__Brano di testo__:

Con un’altezza di circa 1800 metri, le West Maui Mountains sono un elemento tipico e spettacolare dell’isola di Maui, nelle Hawaii con cime che si stagliano contro il cielo e acque azzurre scintillanti. L’8 agosto, purtroppo, queste montagne si sono trasformate in luogo di morte, contribuendo a scatenare l’inferno nella città di Lahaina. Il vento si è riversato dalle montagne come una valanga, accelerando fino a generare raffiche di quasi cento chilometri orari che diventavano sempre più secche man mano che scendevano. I venti hanno risucchiato l’umidità residua nella vegetazione già inaridita, trasformando il paesaggio in combustibile per le fiamme. A quel punto è bastata una scintilla. “Con venti a cento chilometri orari non si può fermare nessun incendio – commenta laconicamente Jack Minassian, coordinatore del programma di ricerca sugli incendi presso l’Hawaii Community College –. L’incendio si è fermato solo quando ha raggiunto l’oceano e ha esaurito il combustibile. L’unica cosa che si può fare quando ci sono venti a cento chilometri orari è mettere in salvo le persone”.

__Righe di dati__:
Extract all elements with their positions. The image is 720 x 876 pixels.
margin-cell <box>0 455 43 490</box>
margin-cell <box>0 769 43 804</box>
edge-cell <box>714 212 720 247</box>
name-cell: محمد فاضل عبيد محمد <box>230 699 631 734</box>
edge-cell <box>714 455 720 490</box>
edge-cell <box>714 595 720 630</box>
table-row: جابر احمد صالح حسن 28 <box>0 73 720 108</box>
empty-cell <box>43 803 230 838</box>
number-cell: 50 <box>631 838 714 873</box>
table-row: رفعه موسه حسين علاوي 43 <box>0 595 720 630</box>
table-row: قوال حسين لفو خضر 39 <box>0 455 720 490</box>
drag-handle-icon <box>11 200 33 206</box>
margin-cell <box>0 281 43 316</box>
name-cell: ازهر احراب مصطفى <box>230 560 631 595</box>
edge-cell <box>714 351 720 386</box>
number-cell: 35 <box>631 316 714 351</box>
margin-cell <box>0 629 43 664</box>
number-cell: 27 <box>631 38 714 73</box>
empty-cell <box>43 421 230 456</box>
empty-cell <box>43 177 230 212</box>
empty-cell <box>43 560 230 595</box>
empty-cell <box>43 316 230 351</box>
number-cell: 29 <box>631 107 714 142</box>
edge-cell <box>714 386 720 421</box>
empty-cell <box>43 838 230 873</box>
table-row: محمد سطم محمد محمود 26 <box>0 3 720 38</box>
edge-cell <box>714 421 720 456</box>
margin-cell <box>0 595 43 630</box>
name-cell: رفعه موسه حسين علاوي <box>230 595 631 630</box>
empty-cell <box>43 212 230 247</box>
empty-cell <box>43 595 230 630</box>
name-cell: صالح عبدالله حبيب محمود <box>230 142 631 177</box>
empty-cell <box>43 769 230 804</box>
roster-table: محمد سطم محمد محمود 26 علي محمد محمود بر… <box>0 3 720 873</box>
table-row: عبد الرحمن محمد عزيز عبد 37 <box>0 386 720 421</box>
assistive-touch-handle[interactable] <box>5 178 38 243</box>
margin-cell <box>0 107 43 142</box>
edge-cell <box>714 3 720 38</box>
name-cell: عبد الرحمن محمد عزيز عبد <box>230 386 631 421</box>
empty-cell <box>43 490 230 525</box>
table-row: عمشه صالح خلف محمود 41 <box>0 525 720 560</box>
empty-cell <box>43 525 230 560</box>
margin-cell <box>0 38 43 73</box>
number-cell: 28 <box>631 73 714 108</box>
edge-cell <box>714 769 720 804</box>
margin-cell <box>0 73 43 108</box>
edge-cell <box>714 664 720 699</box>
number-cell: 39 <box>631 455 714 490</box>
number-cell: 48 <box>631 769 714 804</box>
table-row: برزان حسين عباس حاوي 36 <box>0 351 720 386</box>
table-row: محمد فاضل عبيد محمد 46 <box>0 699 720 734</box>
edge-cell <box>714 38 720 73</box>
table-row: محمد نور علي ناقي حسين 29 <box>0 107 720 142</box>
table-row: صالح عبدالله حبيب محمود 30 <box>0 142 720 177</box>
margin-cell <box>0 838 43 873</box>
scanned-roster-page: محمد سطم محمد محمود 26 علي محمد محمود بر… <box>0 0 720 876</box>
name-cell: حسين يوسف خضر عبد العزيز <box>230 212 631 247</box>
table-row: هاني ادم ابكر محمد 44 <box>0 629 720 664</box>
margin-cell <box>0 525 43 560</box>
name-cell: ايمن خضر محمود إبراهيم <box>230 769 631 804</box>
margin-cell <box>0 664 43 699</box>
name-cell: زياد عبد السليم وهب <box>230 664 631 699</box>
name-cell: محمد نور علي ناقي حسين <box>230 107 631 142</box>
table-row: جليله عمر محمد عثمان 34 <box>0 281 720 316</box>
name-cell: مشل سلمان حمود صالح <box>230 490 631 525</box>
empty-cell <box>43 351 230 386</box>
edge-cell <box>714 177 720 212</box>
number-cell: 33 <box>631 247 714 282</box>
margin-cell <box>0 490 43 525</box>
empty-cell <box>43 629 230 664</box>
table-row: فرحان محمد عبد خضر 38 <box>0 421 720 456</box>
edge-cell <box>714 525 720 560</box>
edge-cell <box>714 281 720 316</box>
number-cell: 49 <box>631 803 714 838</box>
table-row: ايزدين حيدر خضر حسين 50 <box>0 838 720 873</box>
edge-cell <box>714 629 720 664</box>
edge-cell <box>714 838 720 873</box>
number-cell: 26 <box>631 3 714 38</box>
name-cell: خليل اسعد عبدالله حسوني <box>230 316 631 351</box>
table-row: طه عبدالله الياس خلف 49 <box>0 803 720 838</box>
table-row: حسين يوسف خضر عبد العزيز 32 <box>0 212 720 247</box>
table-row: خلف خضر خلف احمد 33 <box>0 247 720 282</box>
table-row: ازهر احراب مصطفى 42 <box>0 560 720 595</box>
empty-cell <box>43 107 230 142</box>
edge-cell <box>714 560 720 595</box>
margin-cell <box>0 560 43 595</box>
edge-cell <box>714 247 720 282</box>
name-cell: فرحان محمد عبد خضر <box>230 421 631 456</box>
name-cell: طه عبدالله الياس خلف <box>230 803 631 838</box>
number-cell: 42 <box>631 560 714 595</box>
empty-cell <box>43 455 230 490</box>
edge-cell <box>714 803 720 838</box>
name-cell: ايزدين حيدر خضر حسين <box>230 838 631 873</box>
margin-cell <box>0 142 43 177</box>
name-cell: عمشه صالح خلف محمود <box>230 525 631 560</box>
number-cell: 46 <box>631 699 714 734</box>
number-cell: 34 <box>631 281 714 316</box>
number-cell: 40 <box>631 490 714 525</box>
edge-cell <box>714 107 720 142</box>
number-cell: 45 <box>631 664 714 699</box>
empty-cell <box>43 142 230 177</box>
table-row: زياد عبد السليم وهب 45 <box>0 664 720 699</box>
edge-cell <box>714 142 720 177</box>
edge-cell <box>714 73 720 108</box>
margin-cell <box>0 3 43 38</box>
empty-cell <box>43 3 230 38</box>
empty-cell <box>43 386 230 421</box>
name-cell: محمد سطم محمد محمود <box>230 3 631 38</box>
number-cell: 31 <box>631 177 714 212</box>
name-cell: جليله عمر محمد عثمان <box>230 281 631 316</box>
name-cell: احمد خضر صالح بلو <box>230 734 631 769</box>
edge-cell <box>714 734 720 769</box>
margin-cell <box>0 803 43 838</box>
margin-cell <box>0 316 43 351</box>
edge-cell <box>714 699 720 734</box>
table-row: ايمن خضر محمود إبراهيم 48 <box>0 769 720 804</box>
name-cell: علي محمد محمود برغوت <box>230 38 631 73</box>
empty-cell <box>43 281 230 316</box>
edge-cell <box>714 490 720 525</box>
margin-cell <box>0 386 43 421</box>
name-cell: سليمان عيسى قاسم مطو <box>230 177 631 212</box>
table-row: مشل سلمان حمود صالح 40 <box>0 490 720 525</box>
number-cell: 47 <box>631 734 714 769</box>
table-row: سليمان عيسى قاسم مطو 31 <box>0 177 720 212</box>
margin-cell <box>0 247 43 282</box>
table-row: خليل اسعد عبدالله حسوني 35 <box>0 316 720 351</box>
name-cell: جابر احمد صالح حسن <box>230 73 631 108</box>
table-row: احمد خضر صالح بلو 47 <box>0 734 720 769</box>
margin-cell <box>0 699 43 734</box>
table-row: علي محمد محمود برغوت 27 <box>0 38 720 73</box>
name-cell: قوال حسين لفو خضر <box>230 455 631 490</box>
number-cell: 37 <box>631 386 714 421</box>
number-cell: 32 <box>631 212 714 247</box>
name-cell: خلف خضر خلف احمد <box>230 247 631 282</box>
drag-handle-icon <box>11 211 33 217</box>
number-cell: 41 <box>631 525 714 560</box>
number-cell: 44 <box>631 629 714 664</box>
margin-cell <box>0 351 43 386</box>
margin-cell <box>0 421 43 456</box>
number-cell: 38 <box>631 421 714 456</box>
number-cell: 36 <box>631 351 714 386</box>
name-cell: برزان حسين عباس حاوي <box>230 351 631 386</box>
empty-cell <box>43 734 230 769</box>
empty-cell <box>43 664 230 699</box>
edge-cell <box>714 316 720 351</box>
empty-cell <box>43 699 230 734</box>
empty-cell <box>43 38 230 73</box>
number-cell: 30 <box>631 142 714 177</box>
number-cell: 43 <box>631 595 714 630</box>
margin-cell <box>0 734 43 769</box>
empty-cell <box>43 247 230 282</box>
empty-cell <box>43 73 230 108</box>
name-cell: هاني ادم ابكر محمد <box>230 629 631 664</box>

__Il tuo obiettivo__: Ripeti per intero, parola per parola, il brano sull'incendio di Lahaina.

__Soluzione del compito__:
Con un’altezza di circa 1800 metri, le West Maui Mountains sono un elemento tipico e spettacolare dell’isola di Maui, nelle Hawaii con cime che si stagliano contro il cielo e acque azzurre scintillanti. L’8 agosto, purtroppo, queste montagne si sono trasformate in luogo di morte, contribuendo a scatenare l’inferno nella città di Lahaina. Il vento si è riversato dalle montagne come una valanga, accelerando fino a generare raffiche di quasi cento chilometri orari che diventavano sempre più secche man mano che scendevano. I venti hanno risucchiato l’umidità residua nella vegetazione già inaridita, trasformando il paesaggio in combustibile per le fiamme. A quel punto è bastata una scintilla. “Con venti a cento chilometri orari non si può fermare nessun incendio – commenta laconicamente Jack Minassian, coordinatore del programma di ricerca sugli incendi presso l’Hawaii Community College –. L’incendio si è fermato solo quando ha raggiunto l’oceano e ha esaurito il combustibile. L’unica cosa che si può fare quando ci sono venti a cento chilometri orari è mettere in salvo le persone”.